Fim de mais uma aula. O professor havia se demorado mais que o de costume e eu já estava cheio. Foi quando Manuela passou ao meu lado com seu namorado. Me perguntei naquele instante o que diabos ela viu naquele sujeito, ela que sempre dizia que a inteligência era afrodisíaca. Acho que era a estabilidade e a certeza vã de um amor. Bonito pra ela.
Como pude ser tão imbecil a ponto de deixa-la escapar por entre meus dedos. Na verdade nosso relacionamento não teria dado certo por que eramos informação demais. Nosso amor cheiraria a bolor de um blazer bege velho que ela havia comprado num brecho. Ela não me aguentaria mais e me mandaria embora. Será que ela não sabia que me mandar embora em alguns dois meses só me faria mais louco por ela? Aposto como ela daria uma de durona e diria que nunca me amou.
O fato é que agora ela desfilava com aquele cara que carregava no peito um estandarte rubro negro. Não sei se o pior era ela estar com ele ou eu estar sem ela. Bem, estar sem ela já era ruim mas aquele cara definitivamente havia sido a gota d’água. Me deu vontade de perguntar o por quê, mas o momento ideal já havia passado assim como ela.
Me devorei por dentro, o gosto do chocolate meio amargo que ela tanto gostava me passou pela boca. Era amargo e doce assim como nós, era estranho. Foi quando caí na real que o problema era eu. Eu que não gostava de futebol, corrida de carro, do legião urbana, sentimentalidades tolas, dias dos namorados, viagens pra praias, datas comemorativas, moralidade e a humanidade. Eu que me achava tão inteligente, acima dos conceitos, acima do bem e do mal.
Eu já deveria imaginar que ela, como mulher não toleraria isso. Mesmo sendo ela tão inteligente e pensasse como eu ou até melhor. Deveria ter fingido mais. Mas amar e fingir é intolerável. Era um fato que eu jamais deveria ter me esquecido, as mulheres são programadas pra fundar famílias. Elas querem a certeza de um amor tranquilo, isso era coisa que eu jamais poderia oferecer.

○ ○ ○

• Exercícios a fazer:
1. Copie do texto sobre Manuela o trecho que começa em "Me devorei por" e segue até "jamais poderia oferecer.".
2. No texto sobre Manuela, o que ela sempre dizia ser afrodisíaco?

• Dados fornecidos:
○ ○ ○

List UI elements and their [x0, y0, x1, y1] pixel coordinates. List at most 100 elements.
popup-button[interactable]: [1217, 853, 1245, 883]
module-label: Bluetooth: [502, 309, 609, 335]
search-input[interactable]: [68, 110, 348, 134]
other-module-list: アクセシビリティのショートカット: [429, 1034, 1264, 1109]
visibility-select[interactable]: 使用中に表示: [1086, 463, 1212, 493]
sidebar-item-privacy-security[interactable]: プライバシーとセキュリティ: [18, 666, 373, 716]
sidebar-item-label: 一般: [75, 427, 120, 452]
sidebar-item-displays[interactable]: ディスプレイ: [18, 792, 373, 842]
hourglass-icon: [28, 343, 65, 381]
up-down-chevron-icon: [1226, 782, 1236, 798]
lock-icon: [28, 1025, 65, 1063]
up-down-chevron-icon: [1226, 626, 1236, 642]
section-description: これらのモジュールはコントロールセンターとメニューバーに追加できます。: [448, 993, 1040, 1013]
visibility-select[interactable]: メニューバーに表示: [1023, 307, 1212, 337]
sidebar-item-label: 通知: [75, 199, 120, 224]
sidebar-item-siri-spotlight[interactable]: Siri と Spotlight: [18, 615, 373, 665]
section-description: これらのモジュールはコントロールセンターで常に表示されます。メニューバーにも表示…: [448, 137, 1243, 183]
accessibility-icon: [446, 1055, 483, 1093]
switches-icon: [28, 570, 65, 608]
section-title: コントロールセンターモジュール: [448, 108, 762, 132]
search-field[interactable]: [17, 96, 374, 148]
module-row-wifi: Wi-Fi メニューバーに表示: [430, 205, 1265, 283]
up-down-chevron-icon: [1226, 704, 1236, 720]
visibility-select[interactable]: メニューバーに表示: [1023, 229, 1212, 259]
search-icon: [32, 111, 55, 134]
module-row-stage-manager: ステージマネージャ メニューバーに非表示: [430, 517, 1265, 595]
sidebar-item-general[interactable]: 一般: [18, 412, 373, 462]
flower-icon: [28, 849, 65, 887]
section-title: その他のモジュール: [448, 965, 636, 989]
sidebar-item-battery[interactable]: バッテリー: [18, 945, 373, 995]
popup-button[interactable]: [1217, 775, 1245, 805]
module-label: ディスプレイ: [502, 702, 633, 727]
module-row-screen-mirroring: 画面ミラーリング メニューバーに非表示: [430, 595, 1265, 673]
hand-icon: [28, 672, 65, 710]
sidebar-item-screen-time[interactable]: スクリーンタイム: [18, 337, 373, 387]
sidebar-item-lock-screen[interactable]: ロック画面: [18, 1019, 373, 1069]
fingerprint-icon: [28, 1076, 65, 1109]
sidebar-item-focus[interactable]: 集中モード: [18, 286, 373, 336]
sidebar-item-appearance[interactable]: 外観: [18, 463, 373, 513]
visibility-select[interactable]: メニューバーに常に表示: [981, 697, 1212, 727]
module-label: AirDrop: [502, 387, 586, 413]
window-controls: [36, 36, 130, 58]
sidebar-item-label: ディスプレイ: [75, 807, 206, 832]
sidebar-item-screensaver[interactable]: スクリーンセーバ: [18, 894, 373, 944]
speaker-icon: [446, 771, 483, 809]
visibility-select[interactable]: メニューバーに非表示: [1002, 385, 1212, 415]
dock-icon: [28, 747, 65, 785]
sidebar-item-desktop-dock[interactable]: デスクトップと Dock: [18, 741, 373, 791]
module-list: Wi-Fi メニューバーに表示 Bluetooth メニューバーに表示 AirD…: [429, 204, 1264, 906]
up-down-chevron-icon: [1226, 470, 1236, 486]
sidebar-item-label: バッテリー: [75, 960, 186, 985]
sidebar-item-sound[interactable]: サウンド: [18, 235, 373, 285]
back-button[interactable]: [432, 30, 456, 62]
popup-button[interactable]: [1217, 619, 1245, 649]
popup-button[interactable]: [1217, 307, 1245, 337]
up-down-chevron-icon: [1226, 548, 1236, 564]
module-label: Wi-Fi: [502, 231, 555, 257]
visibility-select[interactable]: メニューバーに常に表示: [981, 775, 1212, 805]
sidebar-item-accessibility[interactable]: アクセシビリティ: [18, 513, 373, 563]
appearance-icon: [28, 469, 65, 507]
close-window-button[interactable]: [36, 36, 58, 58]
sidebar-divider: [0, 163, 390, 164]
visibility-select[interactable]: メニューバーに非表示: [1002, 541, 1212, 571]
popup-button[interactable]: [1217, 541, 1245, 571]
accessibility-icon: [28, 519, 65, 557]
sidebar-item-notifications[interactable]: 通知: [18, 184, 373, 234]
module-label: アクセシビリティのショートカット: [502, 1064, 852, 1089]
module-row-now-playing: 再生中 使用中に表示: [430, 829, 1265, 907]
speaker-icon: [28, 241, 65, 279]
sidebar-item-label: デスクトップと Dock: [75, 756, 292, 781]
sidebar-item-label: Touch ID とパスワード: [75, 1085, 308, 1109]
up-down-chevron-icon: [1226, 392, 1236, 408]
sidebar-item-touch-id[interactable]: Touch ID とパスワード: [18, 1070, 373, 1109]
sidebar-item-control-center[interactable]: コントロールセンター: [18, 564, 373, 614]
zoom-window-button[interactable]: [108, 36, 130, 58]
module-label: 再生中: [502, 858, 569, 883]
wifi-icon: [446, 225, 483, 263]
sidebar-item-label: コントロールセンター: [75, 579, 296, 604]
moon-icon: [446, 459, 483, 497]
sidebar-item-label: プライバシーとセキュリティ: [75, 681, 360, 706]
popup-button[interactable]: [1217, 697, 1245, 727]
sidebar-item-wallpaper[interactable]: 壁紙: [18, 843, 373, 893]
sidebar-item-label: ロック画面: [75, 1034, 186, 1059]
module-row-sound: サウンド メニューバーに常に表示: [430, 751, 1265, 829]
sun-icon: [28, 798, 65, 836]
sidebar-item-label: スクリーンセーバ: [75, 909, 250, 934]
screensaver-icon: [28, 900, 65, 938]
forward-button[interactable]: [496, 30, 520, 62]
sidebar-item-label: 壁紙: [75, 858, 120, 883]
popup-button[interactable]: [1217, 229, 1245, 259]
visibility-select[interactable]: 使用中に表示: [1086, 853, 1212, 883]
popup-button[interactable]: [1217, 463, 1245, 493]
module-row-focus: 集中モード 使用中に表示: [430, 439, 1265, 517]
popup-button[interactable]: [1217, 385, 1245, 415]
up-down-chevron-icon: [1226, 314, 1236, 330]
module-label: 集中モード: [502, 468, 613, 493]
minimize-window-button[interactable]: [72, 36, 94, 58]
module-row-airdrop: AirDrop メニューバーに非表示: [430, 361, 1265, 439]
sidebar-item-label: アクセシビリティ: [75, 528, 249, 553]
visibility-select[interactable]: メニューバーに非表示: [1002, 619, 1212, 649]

○ ○ ○

• Resultados por tarefa:
1.
Me devorei por dentro, o gosto do chocolate meio amargo que ela tanto gostava me passou pela boca. Era amargo e doce assim como nós, era estranho. Foi quando caí na real que o problema era eu. Eu que não gostava de futebol, corrida de carro, do legião urbana, sentimentalidades tolas, dias dos namorados, viagens pra praias, datas comemorativas, moralidade e a humanidade. Eu que me achava tão inteligente, acima dos conceitos, acima do bem e do mal.
Eu já deveria imaginar que ela, como mulher não toleraria isso. Mesmo sendo ela tão inteligente e pensasse como eu ou até melhor. Deveria ter fingido mais. Mas amar e fingir é intolerável. Era um fato que eu jamais deveria ter me esquecido, as mulheres são programadas pra fundar famílias. Elas querem a certeza de um amor tranquilo, isso era coisa que eu jamais poderia oferecer.

2. A inteligência.